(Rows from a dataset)
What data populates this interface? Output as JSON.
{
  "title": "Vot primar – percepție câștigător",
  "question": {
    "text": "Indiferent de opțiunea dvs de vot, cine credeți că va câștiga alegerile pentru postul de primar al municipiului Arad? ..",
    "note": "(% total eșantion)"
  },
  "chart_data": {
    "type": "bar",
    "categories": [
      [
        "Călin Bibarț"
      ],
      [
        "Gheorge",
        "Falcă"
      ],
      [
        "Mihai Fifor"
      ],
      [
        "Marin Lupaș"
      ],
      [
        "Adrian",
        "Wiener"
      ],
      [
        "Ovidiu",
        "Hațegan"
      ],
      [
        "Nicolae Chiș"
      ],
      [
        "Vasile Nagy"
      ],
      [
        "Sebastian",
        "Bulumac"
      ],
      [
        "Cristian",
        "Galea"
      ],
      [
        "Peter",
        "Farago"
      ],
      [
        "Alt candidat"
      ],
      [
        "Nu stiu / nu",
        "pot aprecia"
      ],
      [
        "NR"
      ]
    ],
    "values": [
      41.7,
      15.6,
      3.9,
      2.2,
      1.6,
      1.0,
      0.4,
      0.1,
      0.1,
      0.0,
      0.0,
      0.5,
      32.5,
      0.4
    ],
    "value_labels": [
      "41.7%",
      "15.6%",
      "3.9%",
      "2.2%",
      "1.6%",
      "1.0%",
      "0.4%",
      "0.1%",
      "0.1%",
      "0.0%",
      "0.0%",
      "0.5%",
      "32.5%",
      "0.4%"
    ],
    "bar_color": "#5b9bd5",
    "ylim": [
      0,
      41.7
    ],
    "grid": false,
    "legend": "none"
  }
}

> Problem description
Repeat each record exactly, leaving nothing out.

> Output of the task
What data populates this interface? Output as JSON.
{
  "title": "Vot primar – percepție câștigător",
  "question": {
    "text": "Indiferent de opțiunea dvs de vot, cine credeți că va câștiga alegerile pentru postul de primar al municipiului Arad? ..",
    "note": "(% total eșantion)"
  },
  "chart_data": {
    "type": "bar",
    "categories": [
      [
        "Călin Bibarț"
      ],
      [
        "Gheorge",
        "Falcă"
      ],
      [
        "Mihai Fifor"
      ],
      [
        "Marin Lupaș"
      ],
      [
        "Adrian",
        "Wiener"
      ],
      [
        "Ovidiu",
        "Hațegan"
      ],
      [
        "Nicolae Chiș"
      ],
      [
        "Vasile Nagy"
      ],
      [
        "Sebastian",
        "Bulumac"
      ],
      [
        "Cristian",
        "Galea"
      ],
      [
        "Peter",
        "Farago"
      ],
      [
        "Alt candidat"
      ],
      [
        "Nu stiu / nu",
        "pot aprecia"
      ],
      [
        "NR"
      ]
    ],
    "values": [
      41.7,
      15.6,
      3.9,
      2.2,
      1.6,
      1.0,
      0.4,
      0.1,
      0.1,
      0.0,
      0.0,
      0.5,
      32.5,
      0.4
    ],
    "value_labels": [
      "41.7%",
      "15.6%",
      "3.9%",
      "2.2%",
      "1.6%",
      "1.0%",
      "0.4%",
      "0.1%",
      "0.1%",
      "0.0%",
      "0.0%",
      "0.5%",
      "32.5%",
      "0.4%"
    ],
    "bar_color": "#5b9bd5",
    "ylim": [
      0,
      41.7
    ],
    "grid": false,
    "legend": "none"
  }
}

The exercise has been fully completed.